## BEGIN STORED RECORDS

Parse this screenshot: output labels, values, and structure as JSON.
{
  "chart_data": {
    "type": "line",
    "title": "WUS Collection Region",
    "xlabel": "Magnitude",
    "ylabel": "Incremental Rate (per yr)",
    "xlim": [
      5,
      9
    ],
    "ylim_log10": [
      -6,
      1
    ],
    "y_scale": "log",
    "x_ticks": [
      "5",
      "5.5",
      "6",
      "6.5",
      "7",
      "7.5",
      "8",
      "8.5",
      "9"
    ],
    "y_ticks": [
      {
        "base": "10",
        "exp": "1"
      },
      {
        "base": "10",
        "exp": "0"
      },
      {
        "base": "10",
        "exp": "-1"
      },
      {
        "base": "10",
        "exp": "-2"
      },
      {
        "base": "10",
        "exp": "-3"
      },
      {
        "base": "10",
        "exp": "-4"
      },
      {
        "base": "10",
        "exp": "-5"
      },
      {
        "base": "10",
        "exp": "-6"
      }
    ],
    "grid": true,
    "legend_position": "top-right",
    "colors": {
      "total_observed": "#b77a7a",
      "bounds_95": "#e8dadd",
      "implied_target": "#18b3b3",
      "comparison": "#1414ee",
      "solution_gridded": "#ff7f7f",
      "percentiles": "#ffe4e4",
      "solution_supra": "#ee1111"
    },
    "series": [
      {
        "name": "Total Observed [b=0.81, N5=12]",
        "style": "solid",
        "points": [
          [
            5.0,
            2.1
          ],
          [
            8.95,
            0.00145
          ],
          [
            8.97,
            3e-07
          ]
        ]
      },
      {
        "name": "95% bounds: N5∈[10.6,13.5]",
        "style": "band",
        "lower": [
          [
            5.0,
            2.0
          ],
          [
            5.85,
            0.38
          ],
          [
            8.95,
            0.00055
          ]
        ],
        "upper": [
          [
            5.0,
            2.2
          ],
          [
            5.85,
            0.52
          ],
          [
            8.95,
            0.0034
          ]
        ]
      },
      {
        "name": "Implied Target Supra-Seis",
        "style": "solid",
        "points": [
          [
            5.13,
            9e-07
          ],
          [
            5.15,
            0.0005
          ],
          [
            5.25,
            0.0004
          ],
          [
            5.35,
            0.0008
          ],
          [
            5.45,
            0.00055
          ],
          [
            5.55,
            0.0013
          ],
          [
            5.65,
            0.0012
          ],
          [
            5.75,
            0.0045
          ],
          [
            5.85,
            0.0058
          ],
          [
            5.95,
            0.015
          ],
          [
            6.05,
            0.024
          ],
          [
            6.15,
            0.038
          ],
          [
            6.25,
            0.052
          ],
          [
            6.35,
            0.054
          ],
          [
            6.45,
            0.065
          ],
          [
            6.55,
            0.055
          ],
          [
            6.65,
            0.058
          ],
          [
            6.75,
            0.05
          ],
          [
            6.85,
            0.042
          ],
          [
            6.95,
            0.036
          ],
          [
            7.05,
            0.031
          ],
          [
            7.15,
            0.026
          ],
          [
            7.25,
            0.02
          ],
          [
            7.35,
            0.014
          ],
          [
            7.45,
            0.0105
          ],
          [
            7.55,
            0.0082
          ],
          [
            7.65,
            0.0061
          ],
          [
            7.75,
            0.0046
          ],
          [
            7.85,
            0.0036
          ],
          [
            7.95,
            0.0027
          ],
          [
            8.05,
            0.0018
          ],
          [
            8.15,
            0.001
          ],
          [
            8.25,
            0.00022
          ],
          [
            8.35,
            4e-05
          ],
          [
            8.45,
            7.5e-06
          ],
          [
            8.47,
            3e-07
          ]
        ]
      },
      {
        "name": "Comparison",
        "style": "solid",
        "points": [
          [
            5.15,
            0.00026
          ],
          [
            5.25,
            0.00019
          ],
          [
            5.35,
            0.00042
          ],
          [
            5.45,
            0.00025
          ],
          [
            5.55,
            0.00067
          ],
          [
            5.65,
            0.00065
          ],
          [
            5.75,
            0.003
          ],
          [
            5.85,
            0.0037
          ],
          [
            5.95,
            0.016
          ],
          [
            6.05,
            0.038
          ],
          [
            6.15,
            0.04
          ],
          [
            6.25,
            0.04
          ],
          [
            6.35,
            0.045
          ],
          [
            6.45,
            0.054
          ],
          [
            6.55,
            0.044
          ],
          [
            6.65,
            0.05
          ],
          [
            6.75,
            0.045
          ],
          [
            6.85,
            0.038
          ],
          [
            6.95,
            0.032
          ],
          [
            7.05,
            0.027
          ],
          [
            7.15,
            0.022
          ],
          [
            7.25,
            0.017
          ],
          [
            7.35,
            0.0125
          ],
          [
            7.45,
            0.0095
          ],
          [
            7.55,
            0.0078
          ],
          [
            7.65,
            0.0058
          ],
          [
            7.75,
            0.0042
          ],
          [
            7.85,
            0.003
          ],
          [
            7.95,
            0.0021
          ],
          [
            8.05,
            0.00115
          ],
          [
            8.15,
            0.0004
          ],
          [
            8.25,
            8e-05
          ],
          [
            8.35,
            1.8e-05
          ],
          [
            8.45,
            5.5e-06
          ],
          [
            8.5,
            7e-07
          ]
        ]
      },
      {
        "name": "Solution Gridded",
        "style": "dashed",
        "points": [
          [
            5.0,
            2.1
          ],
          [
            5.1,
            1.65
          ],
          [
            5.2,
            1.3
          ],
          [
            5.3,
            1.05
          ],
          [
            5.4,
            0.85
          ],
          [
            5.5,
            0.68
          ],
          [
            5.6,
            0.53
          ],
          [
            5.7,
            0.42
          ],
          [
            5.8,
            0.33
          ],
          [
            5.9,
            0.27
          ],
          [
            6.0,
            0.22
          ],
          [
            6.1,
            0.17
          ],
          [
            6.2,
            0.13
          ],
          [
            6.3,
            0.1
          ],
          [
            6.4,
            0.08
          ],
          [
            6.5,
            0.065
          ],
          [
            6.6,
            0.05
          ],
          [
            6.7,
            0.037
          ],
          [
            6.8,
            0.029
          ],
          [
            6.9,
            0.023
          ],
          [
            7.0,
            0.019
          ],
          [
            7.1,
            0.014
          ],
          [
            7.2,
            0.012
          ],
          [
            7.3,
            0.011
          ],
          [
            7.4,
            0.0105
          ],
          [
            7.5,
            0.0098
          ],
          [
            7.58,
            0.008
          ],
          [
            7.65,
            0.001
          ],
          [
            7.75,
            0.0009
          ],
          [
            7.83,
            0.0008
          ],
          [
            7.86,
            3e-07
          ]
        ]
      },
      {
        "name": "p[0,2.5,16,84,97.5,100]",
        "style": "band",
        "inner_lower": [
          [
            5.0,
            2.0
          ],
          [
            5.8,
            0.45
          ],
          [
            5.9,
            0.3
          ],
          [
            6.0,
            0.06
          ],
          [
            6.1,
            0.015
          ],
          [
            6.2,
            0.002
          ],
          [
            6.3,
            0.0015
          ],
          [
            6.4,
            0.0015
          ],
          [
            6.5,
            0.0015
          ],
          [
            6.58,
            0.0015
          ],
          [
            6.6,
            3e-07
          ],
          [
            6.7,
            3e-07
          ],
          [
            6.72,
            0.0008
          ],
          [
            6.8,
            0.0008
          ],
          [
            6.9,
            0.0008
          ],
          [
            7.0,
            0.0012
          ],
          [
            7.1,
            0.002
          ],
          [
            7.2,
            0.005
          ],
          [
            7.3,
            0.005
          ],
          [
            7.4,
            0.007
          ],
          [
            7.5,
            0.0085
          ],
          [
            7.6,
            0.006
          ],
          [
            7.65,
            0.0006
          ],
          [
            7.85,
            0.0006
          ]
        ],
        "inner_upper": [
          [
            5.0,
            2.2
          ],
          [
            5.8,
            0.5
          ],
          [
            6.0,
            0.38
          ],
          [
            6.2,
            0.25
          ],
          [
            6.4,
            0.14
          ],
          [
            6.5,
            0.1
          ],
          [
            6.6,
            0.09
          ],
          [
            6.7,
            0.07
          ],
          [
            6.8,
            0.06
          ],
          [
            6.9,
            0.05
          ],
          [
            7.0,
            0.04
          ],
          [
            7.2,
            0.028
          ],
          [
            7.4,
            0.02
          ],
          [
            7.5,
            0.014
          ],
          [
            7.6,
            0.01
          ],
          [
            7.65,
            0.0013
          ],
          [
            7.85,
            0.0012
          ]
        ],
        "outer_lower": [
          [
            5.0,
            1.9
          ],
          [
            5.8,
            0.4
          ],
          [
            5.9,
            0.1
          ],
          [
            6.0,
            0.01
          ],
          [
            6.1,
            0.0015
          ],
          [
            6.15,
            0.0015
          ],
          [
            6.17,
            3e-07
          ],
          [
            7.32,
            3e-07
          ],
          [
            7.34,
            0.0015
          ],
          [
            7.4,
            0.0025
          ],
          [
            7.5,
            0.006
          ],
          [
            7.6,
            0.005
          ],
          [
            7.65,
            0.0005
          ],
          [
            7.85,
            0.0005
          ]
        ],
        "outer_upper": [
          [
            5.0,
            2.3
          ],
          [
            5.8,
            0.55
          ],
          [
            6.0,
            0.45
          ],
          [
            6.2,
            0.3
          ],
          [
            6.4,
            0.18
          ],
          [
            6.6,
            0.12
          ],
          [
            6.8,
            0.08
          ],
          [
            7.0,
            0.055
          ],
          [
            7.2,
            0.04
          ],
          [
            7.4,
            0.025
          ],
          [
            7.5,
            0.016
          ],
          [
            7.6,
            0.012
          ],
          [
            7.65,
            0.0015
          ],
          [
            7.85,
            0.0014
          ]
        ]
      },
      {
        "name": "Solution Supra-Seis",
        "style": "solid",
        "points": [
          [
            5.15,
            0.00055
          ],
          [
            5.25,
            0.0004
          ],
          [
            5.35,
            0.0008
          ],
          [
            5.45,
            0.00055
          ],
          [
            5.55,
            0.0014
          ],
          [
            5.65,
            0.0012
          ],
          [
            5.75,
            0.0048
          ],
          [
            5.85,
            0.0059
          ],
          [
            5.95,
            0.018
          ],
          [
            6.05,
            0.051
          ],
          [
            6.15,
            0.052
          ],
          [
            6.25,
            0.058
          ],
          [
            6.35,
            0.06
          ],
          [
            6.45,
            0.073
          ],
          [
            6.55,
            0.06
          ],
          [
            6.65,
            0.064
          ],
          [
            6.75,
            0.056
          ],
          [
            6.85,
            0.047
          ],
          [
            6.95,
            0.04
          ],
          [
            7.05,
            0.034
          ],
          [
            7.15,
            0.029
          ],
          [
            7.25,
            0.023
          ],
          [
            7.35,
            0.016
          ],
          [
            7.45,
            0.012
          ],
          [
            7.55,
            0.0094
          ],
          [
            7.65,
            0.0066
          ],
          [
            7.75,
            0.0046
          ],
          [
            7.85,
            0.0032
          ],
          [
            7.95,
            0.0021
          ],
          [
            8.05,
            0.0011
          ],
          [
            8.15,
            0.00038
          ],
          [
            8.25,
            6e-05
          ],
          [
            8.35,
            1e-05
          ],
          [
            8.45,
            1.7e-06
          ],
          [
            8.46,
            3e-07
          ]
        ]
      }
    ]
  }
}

## END STORED RECORDS

• AIM: Find each line holding the string "Seis" and copy it out.

• TASK ANSWER:
        "name": "Implied Target Supra-Seis",
        "name": "Solution Supra-Seis",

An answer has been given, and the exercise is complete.